### EXERCISE DESCRIPTION
The exercise asks you to copy every line below in which "anime" appears.

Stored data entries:
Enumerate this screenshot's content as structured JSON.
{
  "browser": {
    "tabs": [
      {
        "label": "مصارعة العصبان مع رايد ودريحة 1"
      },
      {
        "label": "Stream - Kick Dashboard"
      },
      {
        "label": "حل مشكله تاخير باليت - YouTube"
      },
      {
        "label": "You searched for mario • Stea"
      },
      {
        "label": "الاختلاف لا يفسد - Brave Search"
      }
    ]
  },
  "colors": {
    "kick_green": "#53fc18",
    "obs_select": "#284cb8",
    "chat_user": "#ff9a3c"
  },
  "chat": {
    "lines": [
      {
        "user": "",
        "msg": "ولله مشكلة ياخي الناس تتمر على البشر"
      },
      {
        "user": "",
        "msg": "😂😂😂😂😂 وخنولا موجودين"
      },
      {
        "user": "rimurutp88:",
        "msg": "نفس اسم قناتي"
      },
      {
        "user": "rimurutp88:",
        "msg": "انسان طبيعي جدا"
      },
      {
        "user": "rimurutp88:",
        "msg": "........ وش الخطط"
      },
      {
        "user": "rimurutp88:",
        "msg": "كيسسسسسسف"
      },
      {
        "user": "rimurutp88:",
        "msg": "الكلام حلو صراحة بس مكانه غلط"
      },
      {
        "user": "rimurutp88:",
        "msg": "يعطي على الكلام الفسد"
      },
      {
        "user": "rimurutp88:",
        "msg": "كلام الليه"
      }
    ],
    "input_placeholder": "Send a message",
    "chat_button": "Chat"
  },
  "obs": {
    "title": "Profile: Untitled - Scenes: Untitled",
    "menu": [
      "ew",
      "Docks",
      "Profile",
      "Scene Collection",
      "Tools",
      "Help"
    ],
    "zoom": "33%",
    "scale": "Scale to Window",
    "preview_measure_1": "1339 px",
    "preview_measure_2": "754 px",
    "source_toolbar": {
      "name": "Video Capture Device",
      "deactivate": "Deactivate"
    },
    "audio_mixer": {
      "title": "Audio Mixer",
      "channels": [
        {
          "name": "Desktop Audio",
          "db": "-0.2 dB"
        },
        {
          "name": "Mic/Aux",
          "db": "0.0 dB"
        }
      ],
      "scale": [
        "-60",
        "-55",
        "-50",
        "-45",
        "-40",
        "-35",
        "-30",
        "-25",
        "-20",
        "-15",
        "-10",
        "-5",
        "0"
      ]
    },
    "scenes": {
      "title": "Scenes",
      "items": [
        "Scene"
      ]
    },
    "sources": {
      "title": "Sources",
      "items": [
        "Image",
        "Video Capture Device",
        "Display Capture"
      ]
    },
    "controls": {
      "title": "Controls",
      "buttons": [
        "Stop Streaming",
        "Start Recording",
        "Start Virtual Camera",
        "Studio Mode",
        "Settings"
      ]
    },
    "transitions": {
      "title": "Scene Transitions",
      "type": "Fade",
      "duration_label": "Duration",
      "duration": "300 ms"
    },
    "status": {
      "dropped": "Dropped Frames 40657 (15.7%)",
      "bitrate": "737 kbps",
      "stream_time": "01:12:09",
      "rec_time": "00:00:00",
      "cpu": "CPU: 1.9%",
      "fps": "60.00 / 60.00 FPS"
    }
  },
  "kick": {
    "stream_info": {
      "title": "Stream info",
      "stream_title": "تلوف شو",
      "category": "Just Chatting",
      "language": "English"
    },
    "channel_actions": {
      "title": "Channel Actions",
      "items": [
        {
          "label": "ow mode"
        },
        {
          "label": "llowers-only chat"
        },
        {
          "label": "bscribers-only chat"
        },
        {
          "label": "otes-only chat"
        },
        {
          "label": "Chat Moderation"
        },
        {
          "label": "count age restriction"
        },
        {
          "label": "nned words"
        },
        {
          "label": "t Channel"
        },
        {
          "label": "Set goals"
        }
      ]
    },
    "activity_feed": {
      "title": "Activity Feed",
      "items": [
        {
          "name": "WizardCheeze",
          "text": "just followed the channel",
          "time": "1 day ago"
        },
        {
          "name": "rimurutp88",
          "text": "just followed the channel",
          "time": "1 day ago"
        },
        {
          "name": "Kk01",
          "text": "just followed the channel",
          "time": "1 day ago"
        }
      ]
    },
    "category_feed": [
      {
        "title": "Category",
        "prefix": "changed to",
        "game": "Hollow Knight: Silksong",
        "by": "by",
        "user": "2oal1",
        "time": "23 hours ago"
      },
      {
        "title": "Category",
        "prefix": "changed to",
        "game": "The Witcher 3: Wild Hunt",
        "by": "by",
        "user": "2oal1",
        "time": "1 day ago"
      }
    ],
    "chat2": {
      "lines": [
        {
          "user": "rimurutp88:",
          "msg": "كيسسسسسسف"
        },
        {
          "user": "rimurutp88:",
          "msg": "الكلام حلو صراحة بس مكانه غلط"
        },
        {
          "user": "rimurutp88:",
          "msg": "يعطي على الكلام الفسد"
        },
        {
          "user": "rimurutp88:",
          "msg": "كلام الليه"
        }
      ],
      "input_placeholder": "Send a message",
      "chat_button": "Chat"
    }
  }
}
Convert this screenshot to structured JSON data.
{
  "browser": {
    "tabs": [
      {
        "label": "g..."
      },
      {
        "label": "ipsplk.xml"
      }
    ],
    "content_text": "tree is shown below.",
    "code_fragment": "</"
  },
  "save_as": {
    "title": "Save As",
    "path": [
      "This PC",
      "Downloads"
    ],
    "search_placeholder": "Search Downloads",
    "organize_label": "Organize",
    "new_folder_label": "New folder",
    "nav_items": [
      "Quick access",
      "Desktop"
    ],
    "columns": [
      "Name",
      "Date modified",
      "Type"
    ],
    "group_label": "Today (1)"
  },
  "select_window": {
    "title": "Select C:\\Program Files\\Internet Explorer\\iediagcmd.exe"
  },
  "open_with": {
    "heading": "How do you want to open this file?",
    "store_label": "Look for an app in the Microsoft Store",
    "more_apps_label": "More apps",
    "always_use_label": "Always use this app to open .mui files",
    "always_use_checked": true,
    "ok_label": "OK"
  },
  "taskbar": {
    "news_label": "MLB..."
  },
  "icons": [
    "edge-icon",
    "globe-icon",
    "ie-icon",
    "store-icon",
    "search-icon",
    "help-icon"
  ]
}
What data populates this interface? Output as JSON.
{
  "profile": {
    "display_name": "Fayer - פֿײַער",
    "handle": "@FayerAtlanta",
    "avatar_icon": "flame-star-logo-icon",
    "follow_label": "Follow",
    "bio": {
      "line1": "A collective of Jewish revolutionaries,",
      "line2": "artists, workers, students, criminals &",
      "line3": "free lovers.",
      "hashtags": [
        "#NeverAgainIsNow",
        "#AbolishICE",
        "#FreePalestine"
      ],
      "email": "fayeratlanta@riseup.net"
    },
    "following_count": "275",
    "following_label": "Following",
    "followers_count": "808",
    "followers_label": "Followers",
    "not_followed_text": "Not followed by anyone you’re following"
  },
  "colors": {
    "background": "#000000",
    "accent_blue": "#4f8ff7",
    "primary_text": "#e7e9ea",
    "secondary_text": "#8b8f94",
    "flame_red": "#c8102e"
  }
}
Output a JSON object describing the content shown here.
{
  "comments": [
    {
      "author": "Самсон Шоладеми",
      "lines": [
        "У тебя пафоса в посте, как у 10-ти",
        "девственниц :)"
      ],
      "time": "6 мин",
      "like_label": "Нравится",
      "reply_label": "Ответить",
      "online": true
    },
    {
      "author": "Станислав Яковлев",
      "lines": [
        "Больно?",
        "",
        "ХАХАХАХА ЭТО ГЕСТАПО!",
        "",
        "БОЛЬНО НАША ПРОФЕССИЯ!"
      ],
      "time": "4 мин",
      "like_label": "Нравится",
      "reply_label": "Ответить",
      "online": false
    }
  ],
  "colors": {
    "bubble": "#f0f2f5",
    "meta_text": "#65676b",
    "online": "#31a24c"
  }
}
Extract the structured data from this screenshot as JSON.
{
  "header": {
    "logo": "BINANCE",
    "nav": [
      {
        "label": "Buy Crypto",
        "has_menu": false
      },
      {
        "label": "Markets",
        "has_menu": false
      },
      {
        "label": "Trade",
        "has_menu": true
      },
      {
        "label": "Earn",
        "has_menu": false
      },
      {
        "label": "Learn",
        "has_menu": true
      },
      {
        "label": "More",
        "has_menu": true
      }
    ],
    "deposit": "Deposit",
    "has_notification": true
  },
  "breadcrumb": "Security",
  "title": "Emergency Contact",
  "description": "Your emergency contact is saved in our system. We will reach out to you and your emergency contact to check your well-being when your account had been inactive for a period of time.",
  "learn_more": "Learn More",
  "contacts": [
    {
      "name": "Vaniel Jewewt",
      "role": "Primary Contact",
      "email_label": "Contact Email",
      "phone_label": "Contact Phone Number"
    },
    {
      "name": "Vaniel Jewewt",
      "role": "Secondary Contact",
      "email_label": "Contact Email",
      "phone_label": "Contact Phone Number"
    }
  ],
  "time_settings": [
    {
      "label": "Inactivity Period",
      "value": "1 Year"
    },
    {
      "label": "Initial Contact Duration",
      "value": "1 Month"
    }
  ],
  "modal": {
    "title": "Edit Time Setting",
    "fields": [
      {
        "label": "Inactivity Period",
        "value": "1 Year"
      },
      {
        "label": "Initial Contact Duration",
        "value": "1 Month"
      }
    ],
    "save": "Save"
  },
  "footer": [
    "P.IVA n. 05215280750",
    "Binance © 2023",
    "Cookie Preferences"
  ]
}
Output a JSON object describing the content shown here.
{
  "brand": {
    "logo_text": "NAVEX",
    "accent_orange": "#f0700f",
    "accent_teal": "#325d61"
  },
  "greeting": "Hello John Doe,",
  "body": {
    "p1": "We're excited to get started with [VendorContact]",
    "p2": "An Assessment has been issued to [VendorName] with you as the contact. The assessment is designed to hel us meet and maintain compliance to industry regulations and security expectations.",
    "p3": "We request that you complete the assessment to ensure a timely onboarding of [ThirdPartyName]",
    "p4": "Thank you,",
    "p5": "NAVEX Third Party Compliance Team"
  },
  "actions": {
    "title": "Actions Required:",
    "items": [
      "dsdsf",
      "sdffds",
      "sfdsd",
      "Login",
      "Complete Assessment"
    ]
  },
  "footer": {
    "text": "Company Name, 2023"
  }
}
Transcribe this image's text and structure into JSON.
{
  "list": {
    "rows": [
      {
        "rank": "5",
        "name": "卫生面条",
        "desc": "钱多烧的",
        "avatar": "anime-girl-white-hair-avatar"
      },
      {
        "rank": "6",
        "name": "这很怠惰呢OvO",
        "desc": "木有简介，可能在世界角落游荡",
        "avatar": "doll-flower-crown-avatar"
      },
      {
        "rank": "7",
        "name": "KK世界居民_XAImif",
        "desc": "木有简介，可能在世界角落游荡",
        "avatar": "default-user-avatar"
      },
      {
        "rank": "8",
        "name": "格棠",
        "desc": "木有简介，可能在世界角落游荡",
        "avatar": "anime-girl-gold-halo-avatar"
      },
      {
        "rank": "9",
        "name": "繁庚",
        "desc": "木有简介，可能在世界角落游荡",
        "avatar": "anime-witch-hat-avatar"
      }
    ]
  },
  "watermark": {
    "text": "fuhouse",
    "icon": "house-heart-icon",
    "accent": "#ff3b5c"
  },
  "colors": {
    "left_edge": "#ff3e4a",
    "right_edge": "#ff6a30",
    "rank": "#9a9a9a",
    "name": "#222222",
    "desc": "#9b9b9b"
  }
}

### THE REPLY
        "avatar": "anime-girl-white-hair-avatar"
        "avatar": "anime-girl-gold-halo-avatar"
        "avatar": "anime-witch-hat-avatar"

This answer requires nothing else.